-- Start --

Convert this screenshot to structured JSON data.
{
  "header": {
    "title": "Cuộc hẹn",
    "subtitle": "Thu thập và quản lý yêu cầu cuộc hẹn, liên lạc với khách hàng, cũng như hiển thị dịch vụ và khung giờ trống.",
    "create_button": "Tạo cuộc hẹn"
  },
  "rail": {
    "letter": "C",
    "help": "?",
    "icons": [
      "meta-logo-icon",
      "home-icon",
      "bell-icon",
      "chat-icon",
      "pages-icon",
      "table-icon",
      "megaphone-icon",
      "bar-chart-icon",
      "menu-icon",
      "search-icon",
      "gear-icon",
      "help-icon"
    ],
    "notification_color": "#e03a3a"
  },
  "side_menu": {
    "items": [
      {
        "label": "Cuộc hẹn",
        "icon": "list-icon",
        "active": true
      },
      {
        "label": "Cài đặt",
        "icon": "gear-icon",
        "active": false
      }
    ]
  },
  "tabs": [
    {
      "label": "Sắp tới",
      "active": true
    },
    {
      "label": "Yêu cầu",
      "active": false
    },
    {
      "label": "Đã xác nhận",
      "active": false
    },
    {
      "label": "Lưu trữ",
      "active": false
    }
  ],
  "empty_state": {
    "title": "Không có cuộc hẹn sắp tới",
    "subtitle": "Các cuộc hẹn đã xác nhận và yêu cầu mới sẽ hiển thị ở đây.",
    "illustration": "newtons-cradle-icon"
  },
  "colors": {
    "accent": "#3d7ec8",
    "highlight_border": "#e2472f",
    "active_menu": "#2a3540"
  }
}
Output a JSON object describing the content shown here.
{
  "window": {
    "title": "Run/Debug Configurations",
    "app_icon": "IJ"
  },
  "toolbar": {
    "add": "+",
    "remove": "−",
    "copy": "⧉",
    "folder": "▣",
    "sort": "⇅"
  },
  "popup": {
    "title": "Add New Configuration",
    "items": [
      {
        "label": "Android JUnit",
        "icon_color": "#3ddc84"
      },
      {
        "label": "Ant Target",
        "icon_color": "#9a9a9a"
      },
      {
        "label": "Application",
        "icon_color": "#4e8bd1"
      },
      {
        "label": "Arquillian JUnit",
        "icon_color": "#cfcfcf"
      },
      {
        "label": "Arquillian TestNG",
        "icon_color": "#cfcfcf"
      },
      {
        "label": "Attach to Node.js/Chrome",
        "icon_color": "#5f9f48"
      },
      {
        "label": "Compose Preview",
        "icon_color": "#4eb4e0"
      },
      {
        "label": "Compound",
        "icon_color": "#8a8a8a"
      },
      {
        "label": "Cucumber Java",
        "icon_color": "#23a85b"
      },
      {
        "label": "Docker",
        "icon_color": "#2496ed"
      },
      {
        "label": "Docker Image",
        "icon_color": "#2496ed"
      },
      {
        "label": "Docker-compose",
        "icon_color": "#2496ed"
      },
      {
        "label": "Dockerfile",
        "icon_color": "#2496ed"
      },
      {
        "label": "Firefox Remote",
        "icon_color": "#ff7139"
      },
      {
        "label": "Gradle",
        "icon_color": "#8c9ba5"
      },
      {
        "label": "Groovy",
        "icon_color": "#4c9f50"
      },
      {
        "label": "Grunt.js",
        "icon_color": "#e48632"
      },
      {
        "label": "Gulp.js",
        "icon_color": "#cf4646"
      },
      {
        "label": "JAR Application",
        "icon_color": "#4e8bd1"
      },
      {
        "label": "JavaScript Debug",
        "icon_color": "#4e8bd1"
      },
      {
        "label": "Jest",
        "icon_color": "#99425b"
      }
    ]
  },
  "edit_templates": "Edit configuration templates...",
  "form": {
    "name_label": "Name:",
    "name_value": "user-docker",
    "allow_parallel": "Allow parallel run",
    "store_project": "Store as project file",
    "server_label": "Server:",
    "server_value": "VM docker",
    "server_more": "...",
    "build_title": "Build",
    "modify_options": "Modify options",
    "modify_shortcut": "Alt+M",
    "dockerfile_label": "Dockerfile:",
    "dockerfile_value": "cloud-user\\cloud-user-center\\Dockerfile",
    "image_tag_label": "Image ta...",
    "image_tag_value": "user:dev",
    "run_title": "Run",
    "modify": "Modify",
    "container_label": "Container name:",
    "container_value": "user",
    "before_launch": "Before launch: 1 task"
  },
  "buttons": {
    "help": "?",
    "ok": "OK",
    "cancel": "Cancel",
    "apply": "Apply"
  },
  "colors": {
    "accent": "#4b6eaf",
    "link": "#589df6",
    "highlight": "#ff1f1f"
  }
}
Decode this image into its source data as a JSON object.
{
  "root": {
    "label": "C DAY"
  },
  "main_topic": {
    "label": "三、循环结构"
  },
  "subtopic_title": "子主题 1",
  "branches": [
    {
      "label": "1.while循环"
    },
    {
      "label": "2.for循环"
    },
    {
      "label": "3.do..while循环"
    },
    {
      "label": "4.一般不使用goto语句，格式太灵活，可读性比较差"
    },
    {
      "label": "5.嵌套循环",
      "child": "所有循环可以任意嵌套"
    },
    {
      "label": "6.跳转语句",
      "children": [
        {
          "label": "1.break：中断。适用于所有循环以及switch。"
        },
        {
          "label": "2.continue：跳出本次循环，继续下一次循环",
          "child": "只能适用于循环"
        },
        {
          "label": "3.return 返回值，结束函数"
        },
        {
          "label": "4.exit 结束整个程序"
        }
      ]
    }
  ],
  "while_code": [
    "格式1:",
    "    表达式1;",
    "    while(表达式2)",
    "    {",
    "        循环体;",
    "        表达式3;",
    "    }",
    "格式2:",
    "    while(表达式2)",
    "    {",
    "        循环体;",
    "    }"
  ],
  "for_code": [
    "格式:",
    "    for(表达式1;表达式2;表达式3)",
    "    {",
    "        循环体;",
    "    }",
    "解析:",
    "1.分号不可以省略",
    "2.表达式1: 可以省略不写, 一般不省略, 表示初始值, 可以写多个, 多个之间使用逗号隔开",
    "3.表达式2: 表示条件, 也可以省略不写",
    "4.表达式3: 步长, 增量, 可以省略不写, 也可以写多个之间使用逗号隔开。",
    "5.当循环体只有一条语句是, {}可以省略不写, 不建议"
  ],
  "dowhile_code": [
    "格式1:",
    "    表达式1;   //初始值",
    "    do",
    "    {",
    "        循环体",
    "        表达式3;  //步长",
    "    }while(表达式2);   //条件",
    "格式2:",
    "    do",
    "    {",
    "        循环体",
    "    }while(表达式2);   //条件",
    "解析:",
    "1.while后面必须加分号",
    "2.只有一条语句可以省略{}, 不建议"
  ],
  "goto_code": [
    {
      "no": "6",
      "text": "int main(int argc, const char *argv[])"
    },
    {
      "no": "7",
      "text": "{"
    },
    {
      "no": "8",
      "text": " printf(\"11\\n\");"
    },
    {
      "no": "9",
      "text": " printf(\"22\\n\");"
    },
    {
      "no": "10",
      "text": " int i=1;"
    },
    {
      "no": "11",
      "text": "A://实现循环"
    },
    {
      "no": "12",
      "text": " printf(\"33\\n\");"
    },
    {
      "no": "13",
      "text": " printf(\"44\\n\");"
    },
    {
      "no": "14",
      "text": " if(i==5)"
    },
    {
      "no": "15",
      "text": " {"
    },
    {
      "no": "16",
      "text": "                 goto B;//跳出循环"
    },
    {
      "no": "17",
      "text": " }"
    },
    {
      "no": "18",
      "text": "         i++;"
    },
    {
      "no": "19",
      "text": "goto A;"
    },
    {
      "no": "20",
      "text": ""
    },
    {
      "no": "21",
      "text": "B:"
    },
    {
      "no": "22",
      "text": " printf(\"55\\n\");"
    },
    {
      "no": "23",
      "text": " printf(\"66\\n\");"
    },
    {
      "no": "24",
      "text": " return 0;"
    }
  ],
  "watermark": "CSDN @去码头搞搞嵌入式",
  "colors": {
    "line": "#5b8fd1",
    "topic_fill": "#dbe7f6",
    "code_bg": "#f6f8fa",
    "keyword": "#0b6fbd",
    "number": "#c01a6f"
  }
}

-- End --

**To do**
Look through the entries above and report each line where the string "this" occurs.

**Result of the task**
Convert this screenshot to structured JSON data.
Decode this image into its source data as a JSON object.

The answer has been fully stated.